## Working data:
------
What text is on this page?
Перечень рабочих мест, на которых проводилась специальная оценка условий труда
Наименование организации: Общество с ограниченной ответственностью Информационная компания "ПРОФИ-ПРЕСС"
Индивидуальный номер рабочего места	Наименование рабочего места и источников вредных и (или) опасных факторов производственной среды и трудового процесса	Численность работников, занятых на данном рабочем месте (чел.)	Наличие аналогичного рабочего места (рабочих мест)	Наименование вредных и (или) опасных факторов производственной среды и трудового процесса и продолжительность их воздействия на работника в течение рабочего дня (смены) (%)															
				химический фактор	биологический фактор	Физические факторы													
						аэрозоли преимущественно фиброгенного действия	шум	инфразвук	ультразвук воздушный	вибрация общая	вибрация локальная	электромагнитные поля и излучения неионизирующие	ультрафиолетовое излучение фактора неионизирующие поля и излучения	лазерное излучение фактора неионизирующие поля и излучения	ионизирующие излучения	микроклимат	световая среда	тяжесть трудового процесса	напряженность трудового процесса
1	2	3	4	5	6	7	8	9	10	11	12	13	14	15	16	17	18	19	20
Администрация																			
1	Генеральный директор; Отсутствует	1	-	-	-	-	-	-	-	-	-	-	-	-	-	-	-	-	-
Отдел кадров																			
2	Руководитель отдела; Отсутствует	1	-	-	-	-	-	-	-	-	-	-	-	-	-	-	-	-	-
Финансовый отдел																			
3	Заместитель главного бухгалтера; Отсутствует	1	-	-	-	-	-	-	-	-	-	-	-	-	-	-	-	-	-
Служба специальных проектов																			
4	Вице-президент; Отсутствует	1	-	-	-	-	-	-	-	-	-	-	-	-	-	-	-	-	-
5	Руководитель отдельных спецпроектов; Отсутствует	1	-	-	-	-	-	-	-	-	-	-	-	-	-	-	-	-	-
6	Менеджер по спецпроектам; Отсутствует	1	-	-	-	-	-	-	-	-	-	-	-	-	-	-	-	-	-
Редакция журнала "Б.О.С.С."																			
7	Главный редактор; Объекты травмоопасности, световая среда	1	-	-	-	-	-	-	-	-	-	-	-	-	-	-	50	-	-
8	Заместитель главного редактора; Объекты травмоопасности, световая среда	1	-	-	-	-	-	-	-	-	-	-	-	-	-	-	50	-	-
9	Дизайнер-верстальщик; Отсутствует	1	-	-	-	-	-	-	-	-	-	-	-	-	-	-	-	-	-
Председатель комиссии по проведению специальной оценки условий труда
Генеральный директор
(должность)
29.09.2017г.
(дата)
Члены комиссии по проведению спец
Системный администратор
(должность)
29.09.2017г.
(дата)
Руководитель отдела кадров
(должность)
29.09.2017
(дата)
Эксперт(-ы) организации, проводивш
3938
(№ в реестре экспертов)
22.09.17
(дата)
------
Give the complete listing a second time, exactly as it reads.

## Result of the task:
What text is on this page?
Перечень рабочих мест, на которых проводилась специальная оценка условий труда
Наименование организации: Общество с ограниченной ответственностью Информационная компания "ПРОФИ-ПРЕСС"
Индивидуальный номер рабочего места	Наименование рабочего места и источников вредных и (или) опасных факторов производственной среды и трудового процесса	Численность работников, занятых на данном рабочем месте (чел.)	Наличие аналогичного рабочего места (рабочих мест)	Наименование вредных и (или) опасных факторов производственной среды и трудового процесса и продолжительность их воздействия на работника в течение рабочего дня (смены) (%)															
				химический фактор	биологический фактор	Физические факторы													
						аэрозоли преимущественно фиброгенного действия	шум	инфразвук	ультразвук воздушный	вибрация общая	вибрация локальная	электромагнитные поля и излучения неионизирующие	ультрафиолетовое излучение фактора неионизирующие поля и излучения	лазерное излучение фактора неионизирующие поля и излучения	ионизирующие излучения	микроклимат	световая среда	тяжесть трудового процесса	напряженность трудового процесса
1	2	3	4	5	6	7	8	9	10	11	12	13	14	15	16	17	18	19	20
Администрация																			
1	Генеральный директор; Отсутствует	1	-	-	-	-	-	-	-	-	-	-	-	-	-	-	-	-	-
Отдел кадров																			
2	Руководитель отдела; Отсутствует	1	-	-	-	-	-	-	-	-	-	-	-	-	-	-	-	-	-
Финансовый отдел																			
3	Заместитель главного бухгалтера; Отсутствует	1	-	-	-	-	-	-	-	-	-	-	-	-	-	-	-	-	-
Служба специальных проектов																			
4	Вице-президент; Отсутствует	1	-	-	-	-	-	-	-	-	-	-	-	-	-	-	-	-	-
5	Руководитель отдельных спецпроектов; Отсутствует	1	-	-	-	-	-	-	-	-	-	-	-	-	-	-	-	-	-
6	Менеджер по спецпроектам; Отсутствует	1	-	-	-	-	-	-	-	-	-	-	-	-	-	-	-	-	-
Редакция журнала "Б.О.С.С."																			
7	Главный редактор; Объекты травмоопасности, световая среда	1	-	-	-	-	-	-	-	-	-	-	-	-	-	-	50	-	-
8	Заместитель главного редактора; Объекты травмоопасности, световая среда	1	-	-	-	-	-	-	-	-	-	-	-	-	-	-	50	-	-
9	Дизайнер-верстальщик; Отсутствует	1	-	-	-	-	-	-	-	-	-	-	-	-	-	-	-	-	-
Председатель комиссии по проведению специальной оценки условий труда
Генеральный директор
(должность)
29.09.2017г.
(дата)
Члены комиссии по проведению спец
Системный администратор
(должность)
29.09.2017г.
(дата)
Руководитель отдела кадров
(должность)
29.09.2017
(дата)
Эксперт(-ы) организации, проводивш
3938
(№ в реестре экспертов)
22.09.17
(дата)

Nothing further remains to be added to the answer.